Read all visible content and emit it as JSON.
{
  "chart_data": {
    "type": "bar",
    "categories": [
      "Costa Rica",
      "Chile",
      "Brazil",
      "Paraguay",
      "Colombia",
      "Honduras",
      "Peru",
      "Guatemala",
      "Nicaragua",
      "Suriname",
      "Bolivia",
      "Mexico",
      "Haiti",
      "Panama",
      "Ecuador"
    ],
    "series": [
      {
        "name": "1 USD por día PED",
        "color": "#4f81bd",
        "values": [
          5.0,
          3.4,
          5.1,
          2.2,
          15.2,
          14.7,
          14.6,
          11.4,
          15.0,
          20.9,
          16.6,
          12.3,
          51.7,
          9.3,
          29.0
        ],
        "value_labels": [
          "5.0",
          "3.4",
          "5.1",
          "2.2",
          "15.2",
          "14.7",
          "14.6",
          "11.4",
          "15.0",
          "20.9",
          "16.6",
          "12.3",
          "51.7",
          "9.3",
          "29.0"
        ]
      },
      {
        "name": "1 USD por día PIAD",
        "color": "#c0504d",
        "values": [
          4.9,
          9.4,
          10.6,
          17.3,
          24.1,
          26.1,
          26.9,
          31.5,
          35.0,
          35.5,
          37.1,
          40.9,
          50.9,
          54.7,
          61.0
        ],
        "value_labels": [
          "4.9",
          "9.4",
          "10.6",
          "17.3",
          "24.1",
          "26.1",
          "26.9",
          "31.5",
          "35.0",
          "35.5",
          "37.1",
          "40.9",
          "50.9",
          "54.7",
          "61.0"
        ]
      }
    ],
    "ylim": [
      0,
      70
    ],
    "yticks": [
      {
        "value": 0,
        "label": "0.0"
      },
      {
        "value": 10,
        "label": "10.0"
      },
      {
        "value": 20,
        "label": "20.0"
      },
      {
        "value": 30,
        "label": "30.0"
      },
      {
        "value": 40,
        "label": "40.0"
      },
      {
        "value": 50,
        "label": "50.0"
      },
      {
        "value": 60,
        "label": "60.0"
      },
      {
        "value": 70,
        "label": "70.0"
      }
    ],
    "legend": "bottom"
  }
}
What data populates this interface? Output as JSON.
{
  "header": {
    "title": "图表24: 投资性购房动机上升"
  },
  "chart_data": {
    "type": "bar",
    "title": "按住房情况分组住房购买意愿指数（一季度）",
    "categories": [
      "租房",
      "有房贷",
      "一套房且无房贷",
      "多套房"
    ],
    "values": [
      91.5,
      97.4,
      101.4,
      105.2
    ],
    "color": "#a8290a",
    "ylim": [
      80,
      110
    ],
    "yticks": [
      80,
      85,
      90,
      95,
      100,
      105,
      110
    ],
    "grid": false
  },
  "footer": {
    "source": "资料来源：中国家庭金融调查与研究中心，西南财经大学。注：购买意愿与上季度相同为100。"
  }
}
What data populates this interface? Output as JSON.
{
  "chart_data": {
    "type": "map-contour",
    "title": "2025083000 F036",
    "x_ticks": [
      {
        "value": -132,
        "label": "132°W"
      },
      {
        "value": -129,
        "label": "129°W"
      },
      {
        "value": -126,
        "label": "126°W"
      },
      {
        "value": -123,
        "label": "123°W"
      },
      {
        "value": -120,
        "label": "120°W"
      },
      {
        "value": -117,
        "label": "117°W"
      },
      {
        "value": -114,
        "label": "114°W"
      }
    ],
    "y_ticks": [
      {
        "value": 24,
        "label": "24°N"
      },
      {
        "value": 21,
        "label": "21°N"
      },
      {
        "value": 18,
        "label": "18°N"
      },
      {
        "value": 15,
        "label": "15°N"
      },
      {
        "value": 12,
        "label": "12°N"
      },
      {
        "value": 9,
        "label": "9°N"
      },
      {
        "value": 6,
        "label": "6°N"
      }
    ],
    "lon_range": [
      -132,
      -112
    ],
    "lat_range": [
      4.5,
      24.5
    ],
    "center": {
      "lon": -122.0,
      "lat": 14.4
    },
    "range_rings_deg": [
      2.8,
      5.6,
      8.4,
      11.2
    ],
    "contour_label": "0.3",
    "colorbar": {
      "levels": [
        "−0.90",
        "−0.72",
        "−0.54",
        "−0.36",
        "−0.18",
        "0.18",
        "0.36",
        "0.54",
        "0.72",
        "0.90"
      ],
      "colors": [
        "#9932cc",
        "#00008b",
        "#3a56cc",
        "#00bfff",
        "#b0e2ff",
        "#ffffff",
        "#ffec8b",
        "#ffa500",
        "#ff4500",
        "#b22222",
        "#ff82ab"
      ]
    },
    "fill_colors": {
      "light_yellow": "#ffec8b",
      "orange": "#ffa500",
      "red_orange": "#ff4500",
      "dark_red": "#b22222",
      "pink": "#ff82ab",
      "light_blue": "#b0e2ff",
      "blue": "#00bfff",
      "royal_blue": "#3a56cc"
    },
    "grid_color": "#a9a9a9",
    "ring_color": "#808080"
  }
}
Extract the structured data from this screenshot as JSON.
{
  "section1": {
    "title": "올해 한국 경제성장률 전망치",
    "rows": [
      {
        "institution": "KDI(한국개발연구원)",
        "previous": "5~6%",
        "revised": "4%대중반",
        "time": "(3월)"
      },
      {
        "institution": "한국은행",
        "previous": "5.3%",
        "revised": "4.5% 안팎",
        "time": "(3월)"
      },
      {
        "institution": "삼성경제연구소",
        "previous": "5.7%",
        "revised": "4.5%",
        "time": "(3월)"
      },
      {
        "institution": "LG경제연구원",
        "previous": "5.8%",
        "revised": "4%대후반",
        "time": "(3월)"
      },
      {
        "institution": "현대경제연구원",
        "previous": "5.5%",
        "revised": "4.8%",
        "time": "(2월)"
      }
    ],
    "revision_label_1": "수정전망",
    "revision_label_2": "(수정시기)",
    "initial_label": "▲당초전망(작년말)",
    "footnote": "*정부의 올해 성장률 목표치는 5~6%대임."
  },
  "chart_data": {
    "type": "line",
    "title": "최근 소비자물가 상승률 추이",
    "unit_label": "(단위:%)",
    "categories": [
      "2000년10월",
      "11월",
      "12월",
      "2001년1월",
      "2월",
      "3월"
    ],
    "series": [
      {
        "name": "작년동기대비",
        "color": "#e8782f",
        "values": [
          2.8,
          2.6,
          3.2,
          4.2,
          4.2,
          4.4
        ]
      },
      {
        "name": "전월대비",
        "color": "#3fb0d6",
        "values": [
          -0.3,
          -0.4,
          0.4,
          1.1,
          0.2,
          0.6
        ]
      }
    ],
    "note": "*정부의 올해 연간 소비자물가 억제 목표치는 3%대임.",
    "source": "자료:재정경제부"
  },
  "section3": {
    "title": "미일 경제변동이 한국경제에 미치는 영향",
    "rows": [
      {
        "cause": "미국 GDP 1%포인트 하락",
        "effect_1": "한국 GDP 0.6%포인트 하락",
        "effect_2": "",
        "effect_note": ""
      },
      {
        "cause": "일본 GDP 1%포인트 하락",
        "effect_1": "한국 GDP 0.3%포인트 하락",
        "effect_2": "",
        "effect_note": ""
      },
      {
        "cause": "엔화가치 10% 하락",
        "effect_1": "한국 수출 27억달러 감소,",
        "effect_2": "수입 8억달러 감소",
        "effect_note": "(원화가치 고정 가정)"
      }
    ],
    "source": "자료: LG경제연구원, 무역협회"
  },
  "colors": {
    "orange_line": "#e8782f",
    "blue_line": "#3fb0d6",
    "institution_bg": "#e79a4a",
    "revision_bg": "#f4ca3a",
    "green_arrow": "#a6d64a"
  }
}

---

• Given task
How many of the lines in the listing above hold the word "소비자물가"? Report only that figure.

• Expected answer
2